§ **What the task asks**: Return every line below in which "Provisions" appears.

--- START Listed entries ---

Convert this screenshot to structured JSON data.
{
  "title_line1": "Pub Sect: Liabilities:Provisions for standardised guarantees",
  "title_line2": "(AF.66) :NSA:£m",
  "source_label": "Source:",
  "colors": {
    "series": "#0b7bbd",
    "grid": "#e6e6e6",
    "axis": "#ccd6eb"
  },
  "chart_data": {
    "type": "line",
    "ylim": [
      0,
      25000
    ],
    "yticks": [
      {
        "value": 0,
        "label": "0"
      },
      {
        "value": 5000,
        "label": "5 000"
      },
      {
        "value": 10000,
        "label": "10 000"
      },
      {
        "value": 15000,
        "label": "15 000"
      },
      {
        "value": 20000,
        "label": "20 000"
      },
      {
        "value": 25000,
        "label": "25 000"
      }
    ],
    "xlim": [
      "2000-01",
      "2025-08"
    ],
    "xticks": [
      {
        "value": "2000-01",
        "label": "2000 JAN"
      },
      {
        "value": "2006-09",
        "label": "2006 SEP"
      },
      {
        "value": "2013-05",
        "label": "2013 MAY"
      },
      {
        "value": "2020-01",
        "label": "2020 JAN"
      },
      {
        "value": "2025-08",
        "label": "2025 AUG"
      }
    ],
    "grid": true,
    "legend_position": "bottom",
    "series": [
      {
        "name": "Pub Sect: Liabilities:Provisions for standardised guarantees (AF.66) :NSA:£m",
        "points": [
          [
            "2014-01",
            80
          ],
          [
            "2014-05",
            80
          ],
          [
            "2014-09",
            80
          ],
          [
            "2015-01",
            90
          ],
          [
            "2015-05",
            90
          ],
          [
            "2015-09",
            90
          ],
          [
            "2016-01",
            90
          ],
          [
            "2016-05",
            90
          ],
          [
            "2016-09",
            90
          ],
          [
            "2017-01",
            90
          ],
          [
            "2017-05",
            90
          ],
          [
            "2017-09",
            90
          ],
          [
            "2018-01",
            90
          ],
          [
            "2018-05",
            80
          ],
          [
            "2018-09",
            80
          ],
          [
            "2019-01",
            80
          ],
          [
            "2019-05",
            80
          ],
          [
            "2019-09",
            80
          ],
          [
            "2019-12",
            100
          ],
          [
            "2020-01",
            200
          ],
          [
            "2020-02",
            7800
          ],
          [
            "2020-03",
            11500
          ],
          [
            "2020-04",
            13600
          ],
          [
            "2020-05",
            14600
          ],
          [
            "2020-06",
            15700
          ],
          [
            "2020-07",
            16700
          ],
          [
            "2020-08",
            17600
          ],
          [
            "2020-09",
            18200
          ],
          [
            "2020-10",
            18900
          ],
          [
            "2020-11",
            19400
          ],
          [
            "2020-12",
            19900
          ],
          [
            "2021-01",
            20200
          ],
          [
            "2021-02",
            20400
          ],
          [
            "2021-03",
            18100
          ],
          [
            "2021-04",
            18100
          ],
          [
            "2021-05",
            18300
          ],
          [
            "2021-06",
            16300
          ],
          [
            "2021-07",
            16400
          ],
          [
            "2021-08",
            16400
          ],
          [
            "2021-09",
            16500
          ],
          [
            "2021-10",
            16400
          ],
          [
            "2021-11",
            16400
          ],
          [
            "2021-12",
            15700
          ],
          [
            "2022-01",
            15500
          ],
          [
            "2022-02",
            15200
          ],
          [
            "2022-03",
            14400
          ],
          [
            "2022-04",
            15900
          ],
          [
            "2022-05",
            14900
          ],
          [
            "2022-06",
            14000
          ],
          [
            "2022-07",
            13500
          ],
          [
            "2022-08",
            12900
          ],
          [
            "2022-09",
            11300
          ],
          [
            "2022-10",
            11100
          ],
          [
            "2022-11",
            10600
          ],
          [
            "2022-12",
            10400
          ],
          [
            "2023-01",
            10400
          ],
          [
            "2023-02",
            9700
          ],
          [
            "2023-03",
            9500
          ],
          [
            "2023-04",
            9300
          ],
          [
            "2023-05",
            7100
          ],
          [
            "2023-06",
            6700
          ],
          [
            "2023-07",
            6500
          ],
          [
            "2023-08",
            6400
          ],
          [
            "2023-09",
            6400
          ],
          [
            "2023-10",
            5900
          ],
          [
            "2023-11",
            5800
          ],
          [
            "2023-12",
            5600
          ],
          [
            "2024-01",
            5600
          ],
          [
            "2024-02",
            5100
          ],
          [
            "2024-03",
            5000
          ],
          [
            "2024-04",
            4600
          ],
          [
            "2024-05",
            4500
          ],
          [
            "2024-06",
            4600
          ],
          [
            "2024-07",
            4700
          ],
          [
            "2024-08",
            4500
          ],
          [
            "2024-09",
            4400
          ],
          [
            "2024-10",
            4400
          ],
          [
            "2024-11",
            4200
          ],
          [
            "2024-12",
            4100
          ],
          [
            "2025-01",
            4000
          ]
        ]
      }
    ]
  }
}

--- END Listed entries ---

§ **Task response**:
  "title_line1": "Pub Sect: Liabilities:Provisions for standardised guarantees",
        "name": "Pub Sect: Liabilities:Provisions for standardised guarantees (AF.66) :NSA:£m",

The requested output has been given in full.